Dataset records:
<<<<

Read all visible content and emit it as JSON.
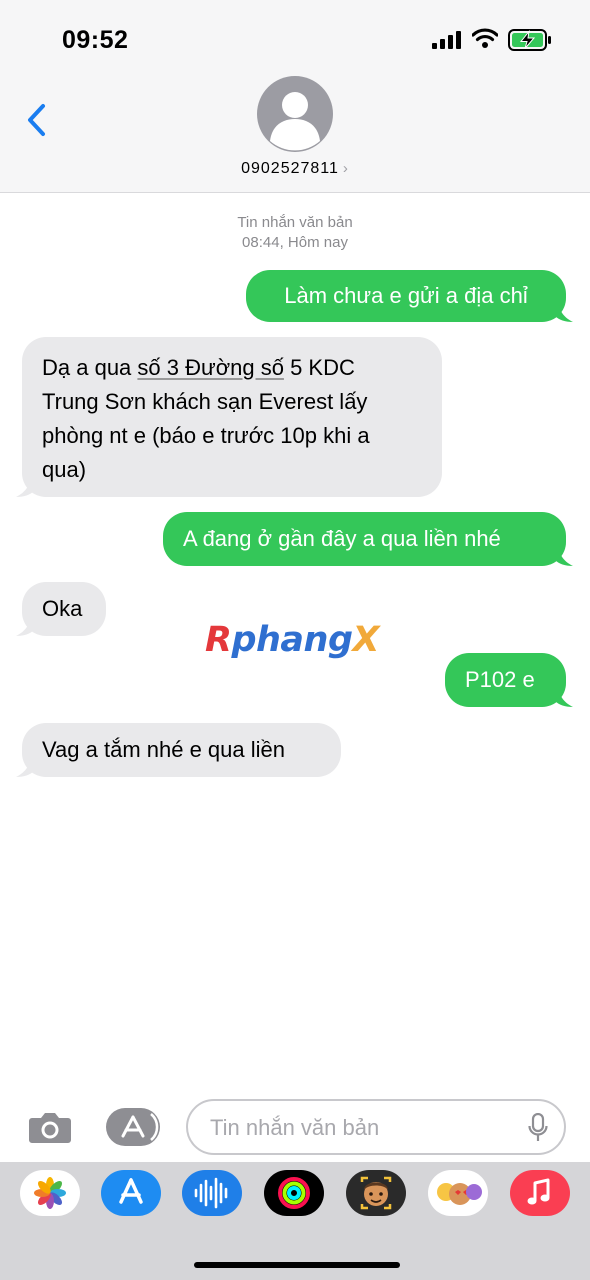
{
  "status_bar": {
    "time": "09:52"
  },
  "header": {
    "contact": "0902527811",
    "chevron": "›"
  },
  "thread": {
    "label": "Tin nhắn văn bản",
    "timestamp": "08:44, Hôm nay",
    "messages": [
      {
        "direction": "outgoing",
        "text": "Làm chưa e gửi a địa chỉ"
      },
      {
        "direction": "incoming",
        "lines": [
          "Dạ a qua ",
          "số 3 Đường số",
          " 5 KDC",
          "Trung Sơn khách sạn Everest lấy",
          "phòng nt e (báo e trước 10p khi a",
          "qua)"
        ]
      },
      {
        "direction": "outgoing",
        "text": "A đang ở gần đây a qua liền nhé"
      },
      {
        "direction": "incoming",
        "text": "Oka"
      },
      {
        "direction": "outgoing",
        "text": "P102 e"
      },
      {
        "direction": "incoming",
        "text": "Vag a tắm nhé e qua liền"
      }
    ]
  },
  "watermark": {
    "r": "R",
    "mid": "phang",
    "x": "X"
  },
  "composer": {
    "placeholder": "Tin nhắn văn bản"
  },
  "app_tray": [
    "photos-app",
    "app-store",
    "audio-messages",
    "activity",
    "memoji",
    "memoji-stickers",
    "music"
  ],
  "colors": {
    "outgoing": "#34c759",
    "incoming": "#e9e9eb",
    "accent": "#1a7df0"
  }
}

>>>>

Request> Check every line of the entries above for the word "text" and report how many lines contain it, giving the number only.

Correct result> 5